Prompt ▸
Could you transcribe every record below exactly as written, leaving out any pictures?

Data section ▸

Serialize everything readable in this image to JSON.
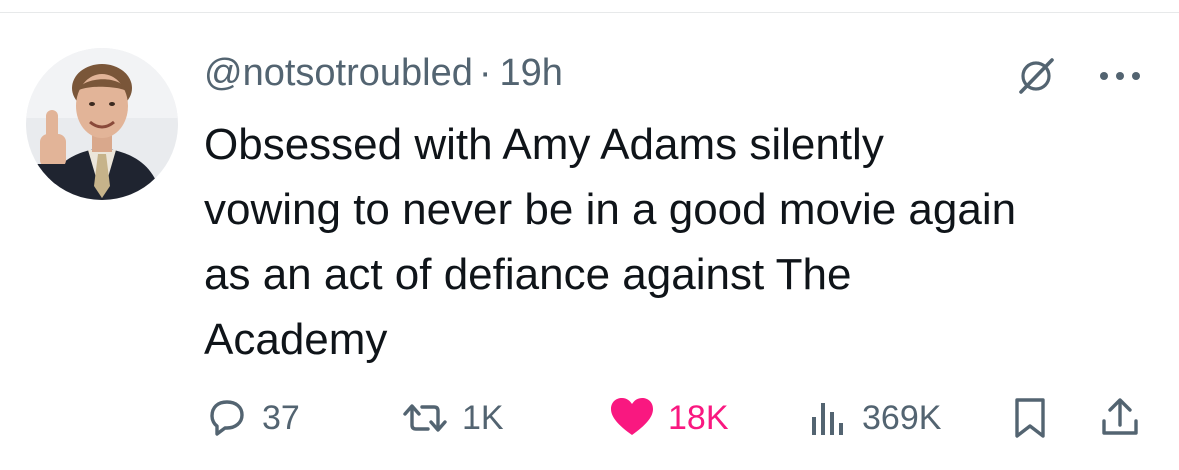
{
  "tweet": {
    "handle": "@notsotroubled",
    "separator": "·",
    "time": "19h",
    "text_lines": [
      "Obsessed with Amy Adams silently",
      "vowing to never be in a good movie again",
      "as an act of defiance against The",
      "Academy"
    ]
  },
  "actions": {
    "replies": "37",
    "reposts": "1K",
    "likes": "18K",
    "views": "369K"
  },
  "icons": {
    "avatar": "profile-photo",
    "grok": "grok-icon",
    "more": "more-icon",
    "reply": "reply-icon",
    "repost": "repost-icon",
    "like": "heart-icon",
    "views": "views-icon",
    "bookmark": "bookmark-icon",
    "share": "share-icon"
  },
  "colors": {
    "text": "#0f1419",
    "secondary": "#536471",
    "like": "#f91880",
    "divider": "#e7e9ea"
  }
}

The answer ▸
Serialize everything readable in this image to JSON.
{
  "tweet": {
    "handle": "@notsotroubled",
    "separator": "·",
    "time": "19h",
    "text_lines": [
      "Obsessed with Amy Adams silently",
      "vowing to never be in a good movie again",
      "as an act of defiance against The",
      "Academy"
    ]
  },
  "actions": {
    "replies": "37",
    "reposts": "1K",
    "likes": "18K",
    "views": "369K"
  },
  "icons": {
    "avatar": "profile-photo",
    "grok": "grok-icon",
    "more": "more-icon",
    "reply": "reply-icon",
    "repost": "repost-icon",
    "like": "heart-icon",
    "views": "views-icon",
    "bookmark": "bookmark-icon",
    "share": "share-icon"
  },
  "colors": {
    "text": "#0f1419",
    "secondary": "#536471",
    "like": "#f91880",
    "divider": "#e7e9ea"
  }
}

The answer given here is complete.